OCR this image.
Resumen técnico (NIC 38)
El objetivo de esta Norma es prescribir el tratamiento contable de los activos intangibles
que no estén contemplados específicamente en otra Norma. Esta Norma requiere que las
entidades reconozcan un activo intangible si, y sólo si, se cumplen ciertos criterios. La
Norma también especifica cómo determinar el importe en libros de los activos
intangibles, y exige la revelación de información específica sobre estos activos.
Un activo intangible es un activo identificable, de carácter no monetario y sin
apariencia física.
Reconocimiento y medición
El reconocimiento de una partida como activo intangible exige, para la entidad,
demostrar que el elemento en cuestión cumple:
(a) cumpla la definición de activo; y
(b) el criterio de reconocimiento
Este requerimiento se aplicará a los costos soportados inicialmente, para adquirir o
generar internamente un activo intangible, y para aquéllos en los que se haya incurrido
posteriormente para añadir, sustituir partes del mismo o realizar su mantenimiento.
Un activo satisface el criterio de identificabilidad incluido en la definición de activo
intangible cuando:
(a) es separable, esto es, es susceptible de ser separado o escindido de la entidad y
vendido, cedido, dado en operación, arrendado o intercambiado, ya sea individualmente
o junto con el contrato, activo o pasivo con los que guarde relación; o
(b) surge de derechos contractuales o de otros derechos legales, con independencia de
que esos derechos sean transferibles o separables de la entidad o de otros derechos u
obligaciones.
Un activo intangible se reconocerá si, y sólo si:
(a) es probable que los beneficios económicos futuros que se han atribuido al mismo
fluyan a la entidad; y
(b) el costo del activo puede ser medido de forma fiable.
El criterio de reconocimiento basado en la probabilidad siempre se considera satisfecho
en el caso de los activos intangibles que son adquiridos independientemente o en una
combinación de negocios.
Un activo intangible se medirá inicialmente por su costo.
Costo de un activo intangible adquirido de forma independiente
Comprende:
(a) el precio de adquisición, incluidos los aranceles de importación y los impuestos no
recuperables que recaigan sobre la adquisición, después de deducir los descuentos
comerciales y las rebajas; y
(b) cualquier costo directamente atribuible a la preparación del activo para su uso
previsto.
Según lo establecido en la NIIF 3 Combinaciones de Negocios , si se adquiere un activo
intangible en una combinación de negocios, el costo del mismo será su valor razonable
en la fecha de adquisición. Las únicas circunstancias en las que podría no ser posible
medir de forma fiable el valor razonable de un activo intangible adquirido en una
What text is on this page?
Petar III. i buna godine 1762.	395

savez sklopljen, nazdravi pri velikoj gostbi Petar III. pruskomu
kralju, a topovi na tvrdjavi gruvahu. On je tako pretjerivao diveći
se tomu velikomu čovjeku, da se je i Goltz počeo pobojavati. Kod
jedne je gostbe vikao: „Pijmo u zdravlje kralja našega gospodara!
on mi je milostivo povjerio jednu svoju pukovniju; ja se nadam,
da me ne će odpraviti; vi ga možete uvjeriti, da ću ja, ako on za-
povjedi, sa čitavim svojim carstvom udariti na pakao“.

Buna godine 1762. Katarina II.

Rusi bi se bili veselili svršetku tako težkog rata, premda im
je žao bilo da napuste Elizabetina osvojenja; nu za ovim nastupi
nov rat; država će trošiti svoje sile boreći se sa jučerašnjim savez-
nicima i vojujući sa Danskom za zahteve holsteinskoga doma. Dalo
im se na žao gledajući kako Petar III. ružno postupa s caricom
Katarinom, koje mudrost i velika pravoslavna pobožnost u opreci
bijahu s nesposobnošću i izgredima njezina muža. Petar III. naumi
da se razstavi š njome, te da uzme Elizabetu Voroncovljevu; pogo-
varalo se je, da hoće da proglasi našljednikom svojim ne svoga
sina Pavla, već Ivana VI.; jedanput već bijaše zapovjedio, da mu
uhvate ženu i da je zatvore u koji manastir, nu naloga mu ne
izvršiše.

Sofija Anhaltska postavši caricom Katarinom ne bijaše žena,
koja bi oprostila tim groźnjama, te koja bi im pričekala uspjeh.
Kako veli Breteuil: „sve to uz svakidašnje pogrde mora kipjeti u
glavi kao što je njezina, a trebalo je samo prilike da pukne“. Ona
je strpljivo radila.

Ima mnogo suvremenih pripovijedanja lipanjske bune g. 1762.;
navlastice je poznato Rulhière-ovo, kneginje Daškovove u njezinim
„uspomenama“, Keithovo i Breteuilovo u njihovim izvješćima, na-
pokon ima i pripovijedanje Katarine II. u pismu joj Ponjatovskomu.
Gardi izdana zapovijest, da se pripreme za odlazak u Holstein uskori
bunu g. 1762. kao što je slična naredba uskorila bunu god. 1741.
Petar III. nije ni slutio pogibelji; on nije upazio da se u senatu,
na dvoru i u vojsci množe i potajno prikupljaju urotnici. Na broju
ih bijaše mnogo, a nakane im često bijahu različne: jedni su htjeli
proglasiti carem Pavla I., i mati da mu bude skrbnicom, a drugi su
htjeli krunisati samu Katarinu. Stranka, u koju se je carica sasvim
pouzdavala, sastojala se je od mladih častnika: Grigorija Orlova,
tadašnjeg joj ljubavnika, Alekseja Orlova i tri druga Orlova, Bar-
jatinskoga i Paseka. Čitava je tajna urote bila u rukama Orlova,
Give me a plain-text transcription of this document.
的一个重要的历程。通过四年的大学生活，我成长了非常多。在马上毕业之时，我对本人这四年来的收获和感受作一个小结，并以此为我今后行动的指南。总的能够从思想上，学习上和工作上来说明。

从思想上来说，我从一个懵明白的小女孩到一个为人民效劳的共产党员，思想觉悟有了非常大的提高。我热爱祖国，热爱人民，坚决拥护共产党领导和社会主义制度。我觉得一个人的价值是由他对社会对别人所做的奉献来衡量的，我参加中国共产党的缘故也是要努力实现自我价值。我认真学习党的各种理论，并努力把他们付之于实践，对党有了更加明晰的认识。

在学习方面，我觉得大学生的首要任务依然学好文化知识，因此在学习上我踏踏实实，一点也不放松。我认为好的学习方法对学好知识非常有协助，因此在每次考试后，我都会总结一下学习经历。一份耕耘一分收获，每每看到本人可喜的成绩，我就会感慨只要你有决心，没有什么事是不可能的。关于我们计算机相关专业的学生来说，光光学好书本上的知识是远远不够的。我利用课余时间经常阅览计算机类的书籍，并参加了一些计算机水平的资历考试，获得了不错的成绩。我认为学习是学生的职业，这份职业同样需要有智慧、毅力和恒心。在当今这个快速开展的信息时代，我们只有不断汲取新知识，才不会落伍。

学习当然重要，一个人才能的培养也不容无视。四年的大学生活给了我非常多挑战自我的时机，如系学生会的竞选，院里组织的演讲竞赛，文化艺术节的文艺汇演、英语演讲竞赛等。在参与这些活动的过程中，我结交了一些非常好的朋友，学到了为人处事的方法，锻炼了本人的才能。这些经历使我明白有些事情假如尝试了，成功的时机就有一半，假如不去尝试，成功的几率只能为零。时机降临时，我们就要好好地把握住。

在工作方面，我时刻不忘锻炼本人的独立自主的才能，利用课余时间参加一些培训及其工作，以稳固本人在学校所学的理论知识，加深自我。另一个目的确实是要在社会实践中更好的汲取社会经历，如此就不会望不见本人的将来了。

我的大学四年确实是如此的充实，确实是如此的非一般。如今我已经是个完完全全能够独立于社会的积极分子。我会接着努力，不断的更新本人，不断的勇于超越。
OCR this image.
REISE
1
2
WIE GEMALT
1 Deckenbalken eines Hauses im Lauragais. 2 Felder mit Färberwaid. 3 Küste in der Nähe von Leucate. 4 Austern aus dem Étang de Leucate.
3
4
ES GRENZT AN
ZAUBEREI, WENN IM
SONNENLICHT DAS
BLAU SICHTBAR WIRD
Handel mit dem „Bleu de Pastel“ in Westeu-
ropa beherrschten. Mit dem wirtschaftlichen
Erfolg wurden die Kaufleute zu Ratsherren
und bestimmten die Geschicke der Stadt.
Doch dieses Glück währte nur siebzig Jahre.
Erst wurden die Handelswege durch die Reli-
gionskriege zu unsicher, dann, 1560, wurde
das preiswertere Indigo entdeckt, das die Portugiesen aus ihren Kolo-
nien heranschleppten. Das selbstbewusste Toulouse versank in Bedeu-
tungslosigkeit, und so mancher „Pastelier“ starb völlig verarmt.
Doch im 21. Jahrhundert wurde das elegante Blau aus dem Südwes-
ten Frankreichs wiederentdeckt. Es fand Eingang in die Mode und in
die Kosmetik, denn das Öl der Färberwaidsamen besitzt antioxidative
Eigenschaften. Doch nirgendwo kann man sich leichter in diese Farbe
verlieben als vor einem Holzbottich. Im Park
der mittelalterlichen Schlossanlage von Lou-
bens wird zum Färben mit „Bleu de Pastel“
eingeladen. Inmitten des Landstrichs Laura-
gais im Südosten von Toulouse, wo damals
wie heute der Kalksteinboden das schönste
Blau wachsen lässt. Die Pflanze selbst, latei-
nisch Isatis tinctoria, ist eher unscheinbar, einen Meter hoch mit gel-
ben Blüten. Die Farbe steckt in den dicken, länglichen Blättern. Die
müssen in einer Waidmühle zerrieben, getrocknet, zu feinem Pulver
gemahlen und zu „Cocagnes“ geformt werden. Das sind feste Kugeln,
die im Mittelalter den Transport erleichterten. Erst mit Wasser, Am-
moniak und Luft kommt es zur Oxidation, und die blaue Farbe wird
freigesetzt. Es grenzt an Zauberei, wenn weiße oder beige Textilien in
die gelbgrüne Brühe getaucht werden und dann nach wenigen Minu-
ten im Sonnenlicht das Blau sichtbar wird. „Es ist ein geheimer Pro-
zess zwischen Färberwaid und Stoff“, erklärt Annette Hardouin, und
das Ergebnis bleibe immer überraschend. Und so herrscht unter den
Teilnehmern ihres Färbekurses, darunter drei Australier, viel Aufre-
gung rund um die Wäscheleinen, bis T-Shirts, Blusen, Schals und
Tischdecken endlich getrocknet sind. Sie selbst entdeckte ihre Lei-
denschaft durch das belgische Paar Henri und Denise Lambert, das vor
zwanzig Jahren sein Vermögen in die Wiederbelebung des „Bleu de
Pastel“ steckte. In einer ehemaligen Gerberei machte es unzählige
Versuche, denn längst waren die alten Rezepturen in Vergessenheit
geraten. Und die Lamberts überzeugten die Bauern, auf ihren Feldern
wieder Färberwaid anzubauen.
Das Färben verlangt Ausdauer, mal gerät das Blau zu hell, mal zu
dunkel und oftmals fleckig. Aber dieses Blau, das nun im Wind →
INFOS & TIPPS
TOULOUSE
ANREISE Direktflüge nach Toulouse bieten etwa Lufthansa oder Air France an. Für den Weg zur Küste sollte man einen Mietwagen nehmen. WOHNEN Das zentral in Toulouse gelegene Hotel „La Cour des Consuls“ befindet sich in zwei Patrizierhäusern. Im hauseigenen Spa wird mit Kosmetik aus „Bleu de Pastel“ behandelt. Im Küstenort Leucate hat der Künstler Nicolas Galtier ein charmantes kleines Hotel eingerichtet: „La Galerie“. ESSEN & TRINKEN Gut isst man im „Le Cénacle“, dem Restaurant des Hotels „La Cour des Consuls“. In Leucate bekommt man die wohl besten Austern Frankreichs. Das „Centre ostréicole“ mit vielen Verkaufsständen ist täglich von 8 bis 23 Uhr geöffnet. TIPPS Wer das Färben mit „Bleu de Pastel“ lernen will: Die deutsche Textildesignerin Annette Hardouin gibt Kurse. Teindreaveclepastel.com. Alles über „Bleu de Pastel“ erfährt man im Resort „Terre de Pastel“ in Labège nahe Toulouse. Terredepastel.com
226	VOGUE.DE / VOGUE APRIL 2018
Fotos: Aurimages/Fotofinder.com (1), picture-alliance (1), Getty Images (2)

# # # #

> [To be done]:
Reproduce every line of the listing above in which the string "definición" appears.

> [Result]:
(a) cumpla la definición de activo; y
Un activo satisface el criterio de identificabilidad incluido en la definición de activo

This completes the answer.